■ Work instructions:
Reproduce all entries word for word.

^^^^^^^^

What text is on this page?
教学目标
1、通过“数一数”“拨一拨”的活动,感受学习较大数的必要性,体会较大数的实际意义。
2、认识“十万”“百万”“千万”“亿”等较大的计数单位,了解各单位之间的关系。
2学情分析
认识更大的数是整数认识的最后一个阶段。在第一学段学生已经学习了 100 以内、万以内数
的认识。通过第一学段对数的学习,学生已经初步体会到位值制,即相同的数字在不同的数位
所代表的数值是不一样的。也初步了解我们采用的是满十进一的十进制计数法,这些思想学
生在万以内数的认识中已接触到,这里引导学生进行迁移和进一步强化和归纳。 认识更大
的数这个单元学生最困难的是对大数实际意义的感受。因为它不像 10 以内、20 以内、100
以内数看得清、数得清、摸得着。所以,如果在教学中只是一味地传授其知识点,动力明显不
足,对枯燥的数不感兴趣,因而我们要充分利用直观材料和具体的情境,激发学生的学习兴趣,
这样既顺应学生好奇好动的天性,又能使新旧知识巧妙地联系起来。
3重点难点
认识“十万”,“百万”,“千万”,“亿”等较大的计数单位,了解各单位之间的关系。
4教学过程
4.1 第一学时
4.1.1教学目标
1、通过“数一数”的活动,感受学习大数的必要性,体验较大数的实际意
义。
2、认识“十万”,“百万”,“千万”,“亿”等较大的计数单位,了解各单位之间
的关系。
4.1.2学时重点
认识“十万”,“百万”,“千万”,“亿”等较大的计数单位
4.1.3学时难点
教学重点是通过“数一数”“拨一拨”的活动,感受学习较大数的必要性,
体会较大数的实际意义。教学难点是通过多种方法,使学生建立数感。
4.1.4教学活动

^^^^^^^^

■ Worked solution:
What text is on this page?
教学目标
1、通过“数一数”“拨一拨”的活动,感受学习较大数的必要性,体会较大数的实际意义。
2、认识“十万”“百万”“千万”“亿”等较大的计数单位,了解各单位之间的关系。
2学情分析
认识更大的数是整数认识的最后一个阶段。在第一学段学生已经学习了 100 以内、万以内数
的认识。通过第一学段对数的学习,学生已经初步体会到位值制,即相同的数字在不同的数位
所代表的数值是不一样的。也初步了解我们采用的是满十进一的十进制计数法,这些思想学
生在万以内数的认识中已接触到,这里引导学生进行迁移和进一步强化和归纳。 认识更大
的数这个单元学生最困难的是对大数实际意义的感受。因为它不像 10 以内、20 以内、100
以内数看得清、数得清、摸得着。所以,如果在教学中只是一味地传授其知识点,动力明显不
足,对枯燥的数不感兴趣,因而我们要充分利用直观材料和具体的情境,激发学生的学习兴趣,
这样既顺应学生好奇好动的天性,又能使新旧知识巧妙地联系起来。
3重点难点
认识“十万”,“百万”,“千万”,“亿”等较大的计数单位,了解各单位之间的关系。
4教学过程
4.1 第一学时
4.1.1教学目标
1、通过“数一数”的活动,感受学习大数的必要性,体验较大数的实际意
义。
2、认识“十万”,“百万”,“千万”,“亿”等较大的计数单位,了解各单位之间
的关系。
4.1.2学时重点
认识“十万”,“百万”,“千万”,“亿”等较大的计数单位
4.1.3学时难点
教学重点是通过“数一数”“拨一拨”的活动,感受学习较大数的必要性,
体会较大数的实际意义。教学难点是通过多种方法,使学生建立数感。
4.1.4教学活动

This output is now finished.